**TASK TO COMPLETE**.
Write out the material again word for word, dropping any images it holds.

-- Start --

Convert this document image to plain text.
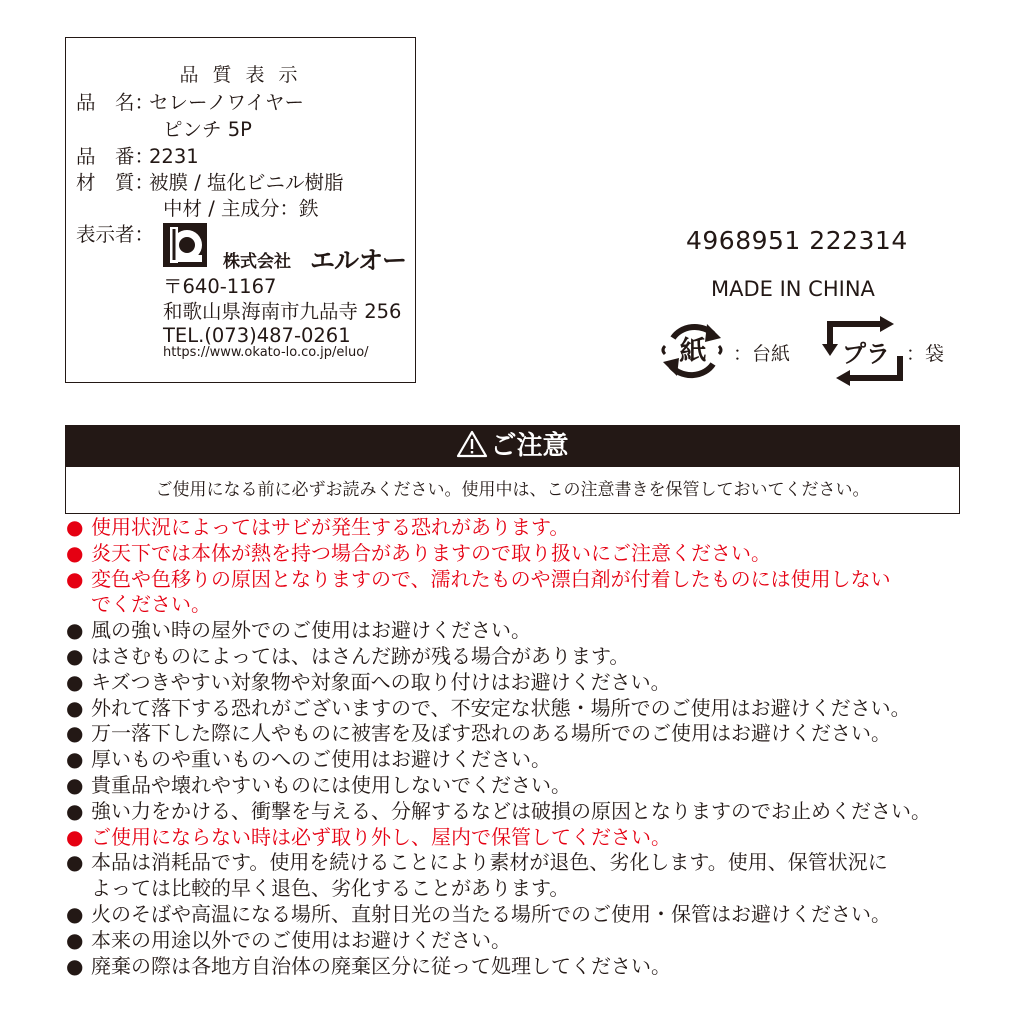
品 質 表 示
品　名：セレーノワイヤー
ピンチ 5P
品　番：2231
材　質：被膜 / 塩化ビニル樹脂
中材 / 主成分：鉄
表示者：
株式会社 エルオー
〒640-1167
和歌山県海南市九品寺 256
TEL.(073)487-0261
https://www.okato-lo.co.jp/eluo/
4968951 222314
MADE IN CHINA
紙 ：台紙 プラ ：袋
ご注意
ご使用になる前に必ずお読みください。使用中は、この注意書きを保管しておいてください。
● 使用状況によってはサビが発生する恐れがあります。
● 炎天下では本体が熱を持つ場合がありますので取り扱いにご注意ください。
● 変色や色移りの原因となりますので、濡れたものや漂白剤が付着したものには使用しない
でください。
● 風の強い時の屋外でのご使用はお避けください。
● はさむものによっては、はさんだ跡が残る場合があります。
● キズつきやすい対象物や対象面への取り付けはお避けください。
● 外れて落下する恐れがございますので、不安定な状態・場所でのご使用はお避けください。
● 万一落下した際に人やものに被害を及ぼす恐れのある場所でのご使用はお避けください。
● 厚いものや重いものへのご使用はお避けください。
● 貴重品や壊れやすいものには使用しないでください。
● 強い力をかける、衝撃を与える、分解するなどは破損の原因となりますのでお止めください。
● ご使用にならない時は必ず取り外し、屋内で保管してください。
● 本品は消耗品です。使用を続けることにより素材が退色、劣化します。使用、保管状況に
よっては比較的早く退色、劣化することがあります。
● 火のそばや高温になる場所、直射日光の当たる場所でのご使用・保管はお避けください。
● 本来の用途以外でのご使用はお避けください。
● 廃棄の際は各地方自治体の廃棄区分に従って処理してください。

-- End --

**ANSWER TO THE PROBLEM**.
Convert this document image to plain text.
品 質 表 示
品　名：セレーノワイヤー
ピンチ 5P
品　番：2231
材　質：被膜 / 塩化ビニル樹脂
中材 / 主成分：鉄
表示者：
株式会社 エルオー
〒640-1167
和歌山県海南市九品寺 256
TEL.(073)487-0261
https://www.okato-lo.co.jp/eluo/
4968951 222314
MADE IN CHINA
紙 ：台紙 プラ ：袋
ご注意
ご使用になる前に必ずお読みください。使用中は、この注意書きを保管しておいてください。
● 使用状況によってはサビが発生する恐れがあります。
● 炎天下では本体が熱を持つ場合がありますので取り扱いにご注意ください。
● 変色や色移りの原因となりますので、濡れたものや漂白剤が付着したものには使用しない
でください。
● 風の強い時の屋外でのご使用はお避けください。
● はさむものによっては、はさんだ跡が残る場合があります。
● キズつきやすい対象物や対象面への取り付けはお避けください。
● 外れて落下する恐れがございますので、不安定な状態・場所でのご使用はお避けください。
● 万一落下した際に人やものに被害を及ぼす恐れのある場所でのご使用はお避けください。
● 厚いものや重いものへのご使用はお避けください。
● 貴重品や壊れやすいものには使用しないでください。
● 強い力をかける、衝撃を与える、分解するなどは破損の原因となりますのでお止めください。
● ご使用にならない時は必ず取り外し、屋内で保管してください。
● 本品は消耗品です。使用を続けることにより素材が退色、劣化します。使用、保管状況に
よっては比較的早く退色、劣化することがあります。
● 火のそばや高温になる場所、直射日光の当たる場所でのご使用・保管はお避けください。
● 本来の用途以外でのご使用はお避けください。
● 廃棄の際は各地方自治体の廃棄区分に従って処理してください。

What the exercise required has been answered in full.